Data records:
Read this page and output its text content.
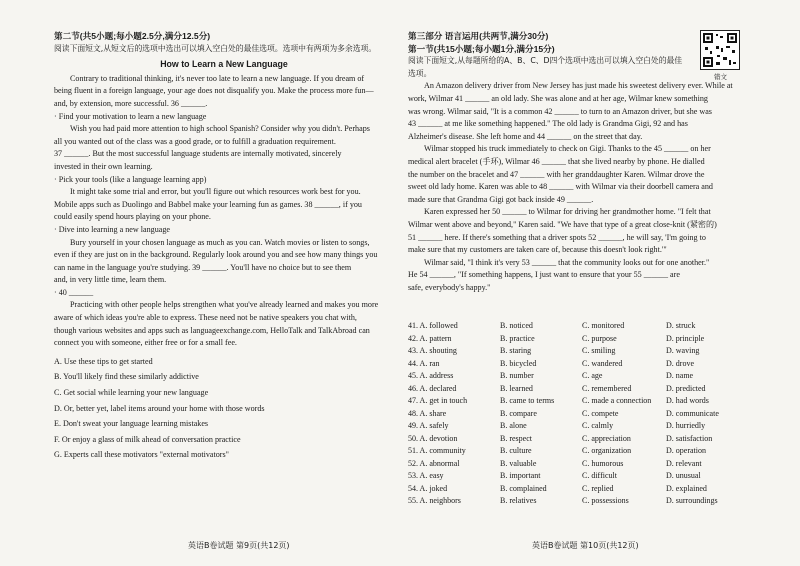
第二节(共5小题;每小题2.5分,满分12.5分)
阅读下面短文,从短文后的选项中选出可以填入空白处的最佳选项。选项中有两项为多余选项。
How to Learn a New Language
Contrary to traditional thinking, it's never too late to learn a new language. If you dream of
being fluent in a foreign language, your age does not disqualify you. Make the process more fun—
and, by extension, more successful. 36 ______.
· Find your motivation to learn a new language
Wish you had paid more attention to high school Spanish? Consider why you didn't. Perhaps
all you wanted out of the class was a good grade, or to fulfill a graduation requirement.
37 ______. But the most successful language students are internally motivated, sincerely
invested in their own learning.
· Pick your tools (like a language learning app)
It might take some trial and error, but you'll figure out which resources work best for you.
Mobile apps such as Duolingo and Babbel make your learning fun as games. 38 ______, if you
could easily spend hours playing on your phone.
· Dive into learning a new language
Bury yourself in your chosen language as much as you can. Watch movies or listen to songs,
even if they are just on in the background. Regularly look around you and see how many things you
can name in the language you're studying. 39 ______. You'll have no choice but to see them
and, in very little time, learn them.
· 40 ______
Practicing with other people helps strengthen what you've already learned and makes you more
aware of which ideas you're able to express. These need not be native speakers you chat with,
though various websites and apps such as languageexchange.com, HelloTalk and TalkAbroad can
connect you with someone, either free or for a small fee.
A. Use these tips to get started
B. You'll likely find these similarly addictive
C. Get social while learning your new language
D. Or, better yet, label items around your home with those words
E. Don't sweat your language learning mistakes
F. Or enjoy a glass of milk ahead of conversation practice
G. Experts call these motivators "external motivators"
第三部分 语言运用(共两节,满分30分)
第一节(共15小题;每小题1分,满分15分)
阅读下面短文,从每题所给的A、B、C、D四个选项中选出可以填入空白处的最佳选项。
An Amazon delivery driver from New Jersey has just made his sweetest delivery ever. While at
work, Wilmar 41 ______ an old lady. She was alone and at her age, Wilmar knew something
was wrong. Wilmar said, "It is a common 42 ______ to turn to an Amazon driver, but she was
43 ______ at me like something happened." The old lady is Grandma Gigi, 92 and has
Alzheimer's disease. She left home and 44 ______ on the street that day.
Wilmar stopped his truck immediately to check on Gigi. Thanks to the 45 ______ on her
medical alert bracelet (手环), Wilmar 46 ______ that she lived nearby by phone. He dialled
the number on the bracelet and 47 ______ with her granddaughter Karen. Wilmar drove the
sweet old lady home. Karen was able to 48 ______ with Wilmar via their doorbell camera and
made sure that Grandma Gigi got back inside 49 ______.
Karen expressed her 50 ______ to Wilmar for driving her grandmother home. "I felt that
Wilmar went above and beyond," Karen said. "We have that type of a great close-knit (紧密的)
51 ______ here. If there's something that a driver spots 52 ______, he will say, 'I'm going to
make sure that my customers are taken care of, because this doesn't look right.'"
Wilmar said, "I think it's very 53 ______ that the community looks out for one another."
He 54 ______, "If something happens, I just want to ensure that your 55 ______ are
safe, everybody's happy."
错文
41. A. followed	B. noticed	C. monitored	D. struck
42. A. pattern	B. practice	C. purpose	D. principle
43. A. shouting	B. staring	C. smiling	D. waving
44. A. ran	B. bicycled	C. wandered	D. drove
45. A. address	B. number	C. age	D. name
46. A. declared	B. learned	C. remembered	D. predicted
47. A. get in touch	B. came to terms	C. made a connection	D. had words
48. A. share	B. compare	C. compete	D. communicate
49. A. safely	B. alone	C. calmly	D. hurriedly
50. A. devotion	B. respect	C. appreciation	D. satisfaction
51. A. community	B. culture	C. organization	D. operation
52. A. abnormal	B. valuable	C. humorous	D. relevant
53. A. easy	B. important	C. difficult	D. unusual
54. A. joked	B. complained	C. replied	D. explained
55. A. neighbors	B. relatives	C. possessions	D. surroundings
英语B卷试题 第9页(共12页)	英语B卷试题 第10页(共12页)
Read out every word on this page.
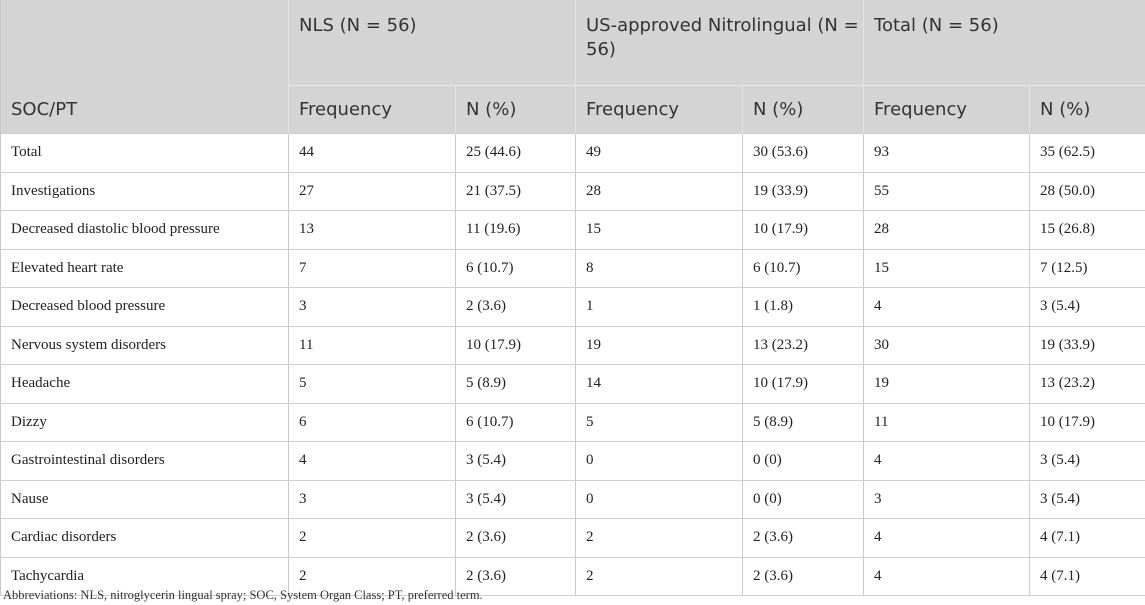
SOC/PT	NLS (N = 56)		US-approved Nitrolingual (N = 56)		Total (N = 56)	
	Frequency	N (%)	Frequency	N (%)	Frequency	N (%)
Total	44	25 (44.6)	49	30 (53.6)	93	35 (62.5)
Investigations	27	21 (37.5)	28	19 (33.9)	55	28 (50.0)
Decreased diastolic blood pressure	13	11 (19.6)	15	10 (17.9)	28	15 (26.8)
Elevated heart rate	7	6 (10.7)	8	6 (10.7)	15	7 (12.5)
Decreased blood pressure	3	2 (3.6)	1	1 (1.8)	4	3 (5.4)
Nervous system disorders	11	10 (17.9)	19	13 (23.2)	30	19 (33.9)
Headache	5	5 (8.9)	14	10 (17.9)	19	13 (23.2)
Dizzy	6	6 (10.7)	5	5 (8.9)	11	10 (17.9)
Gastrointestinal disorders	4	3 (5.4)	0	0 (0)	4	3 (5.4)
Nause	3	3 (5.4)	0	0 (0)	3	3 (5.4)
Cardiac disorders	2	2 (3.6)	2	2 (3.6)	4	4 (7.1)
Tachycardia	2	2 (3.6)	2	2 (3.6)	4	4 (7.1)
Abbreviations: NLS, nitroglycerin lingual spray; SOC, System Organ Class; PT, preferred term.
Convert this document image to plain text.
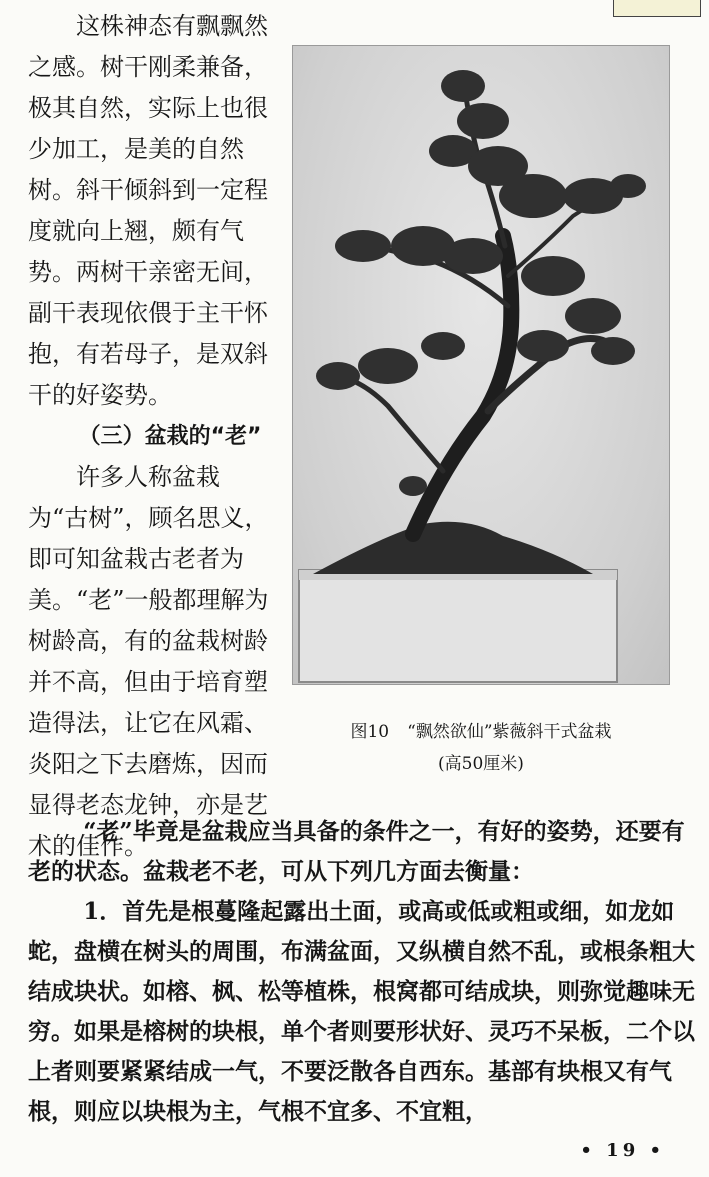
这株神态有飘飘然之感。树干刚柔兼备，极其自然，实际上也很少加工，是美的自然树。斜干倾斜到一定程度就向上翘，颇有气势。两树干亲密无间，副干表现依偎于主干怀抱，有若母子，是双斜干的好姿势。

（三）盆栽的“老”

许多人称盆栽为“古树”，顾名思义，即可知盆栽古老者为美。“老”一般都理解为树龄高，有的盆栽树龄并不高，但由于培育塑造得法，让它在风霜、炎阳之下去磨炼，因而显得老态龙钟，亦是艺术的佳作。

图10 “飘然欲仙”紫薇斜干式盆栽
(高50厘米)

“老”毕竟是盆栽应当具备的条件之一，有好的姿势，还要有老的状态。盆栽老不老，可从下列几方面去衡量：

1．首先是根蔓隆起露出土面，或高或低或粗或细，如龙如蛇，盘横在树头的周围，布满盆面，又纵横自然不乱，或根条粗大结成块状。如榕、枫、松等植株，根窝都可结成块，则弥觉趣味无穷。如果是榕树的块根，单个者则要形状好、灵巧不呆板，二个以上者则要紧紧结成一气，不要泛散各自西东。基部有块根又有气根，则应以块根为主，气根不宜多、不宜粗，

• 19 •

Exercise:
Copy and report every line where the word "practice" is present.

Output for this task:
F. Or enjoy a glass of milk ahead of conversation practice
42. A. pattern	B. practice	C. purpose	D. principle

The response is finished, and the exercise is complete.